## Problem to work on
Please find all lines in the data that hold the string "this" and copy them.

(Stored data entries)

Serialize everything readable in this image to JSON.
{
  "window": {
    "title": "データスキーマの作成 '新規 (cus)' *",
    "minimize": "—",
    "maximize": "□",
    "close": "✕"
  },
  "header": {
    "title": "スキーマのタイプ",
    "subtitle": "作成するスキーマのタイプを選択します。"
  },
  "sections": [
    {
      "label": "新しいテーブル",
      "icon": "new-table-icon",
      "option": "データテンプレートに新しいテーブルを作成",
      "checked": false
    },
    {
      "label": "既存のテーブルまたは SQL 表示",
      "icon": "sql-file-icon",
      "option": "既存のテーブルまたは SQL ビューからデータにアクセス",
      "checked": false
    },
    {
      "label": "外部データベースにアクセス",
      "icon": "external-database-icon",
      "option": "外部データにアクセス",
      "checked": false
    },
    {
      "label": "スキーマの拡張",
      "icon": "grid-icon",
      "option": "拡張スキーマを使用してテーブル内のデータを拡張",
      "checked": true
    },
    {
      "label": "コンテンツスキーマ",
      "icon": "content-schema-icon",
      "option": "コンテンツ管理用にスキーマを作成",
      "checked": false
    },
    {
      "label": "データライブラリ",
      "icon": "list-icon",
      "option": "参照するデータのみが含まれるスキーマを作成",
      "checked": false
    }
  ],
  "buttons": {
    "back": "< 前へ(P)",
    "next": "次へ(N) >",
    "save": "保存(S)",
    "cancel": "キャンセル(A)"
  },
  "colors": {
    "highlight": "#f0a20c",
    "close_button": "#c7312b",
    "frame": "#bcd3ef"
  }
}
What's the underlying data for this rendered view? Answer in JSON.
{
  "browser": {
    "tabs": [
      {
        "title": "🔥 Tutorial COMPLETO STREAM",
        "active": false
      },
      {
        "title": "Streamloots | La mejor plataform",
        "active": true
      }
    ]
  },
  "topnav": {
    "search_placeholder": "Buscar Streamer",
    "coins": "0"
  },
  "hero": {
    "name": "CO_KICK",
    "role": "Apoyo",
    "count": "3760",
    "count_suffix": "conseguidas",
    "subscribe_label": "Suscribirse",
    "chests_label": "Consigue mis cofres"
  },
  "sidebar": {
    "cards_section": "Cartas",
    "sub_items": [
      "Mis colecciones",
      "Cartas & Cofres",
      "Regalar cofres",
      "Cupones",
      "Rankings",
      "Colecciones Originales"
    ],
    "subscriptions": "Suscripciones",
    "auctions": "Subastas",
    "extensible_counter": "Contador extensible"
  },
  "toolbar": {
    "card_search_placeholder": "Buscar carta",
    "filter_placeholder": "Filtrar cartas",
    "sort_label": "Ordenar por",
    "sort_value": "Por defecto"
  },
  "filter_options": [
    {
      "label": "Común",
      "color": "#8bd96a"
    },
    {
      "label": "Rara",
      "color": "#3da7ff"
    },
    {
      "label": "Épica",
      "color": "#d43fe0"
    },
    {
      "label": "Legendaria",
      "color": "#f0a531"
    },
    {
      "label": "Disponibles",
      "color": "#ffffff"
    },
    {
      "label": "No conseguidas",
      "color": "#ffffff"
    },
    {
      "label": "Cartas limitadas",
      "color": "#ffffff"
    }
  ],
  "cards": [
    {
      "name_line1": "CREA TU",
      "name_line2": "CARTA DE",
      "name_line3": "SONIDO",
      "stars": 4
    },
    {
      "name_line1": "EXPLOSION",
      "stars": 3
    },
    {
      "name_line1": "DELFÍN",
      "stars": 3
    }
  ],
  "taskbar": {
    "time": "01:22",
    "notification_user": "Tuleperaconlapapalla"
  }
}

## Answer below
Serialize everything readable in this image to JSON.
What's the underlying data for this rendered view? Answer in JSON.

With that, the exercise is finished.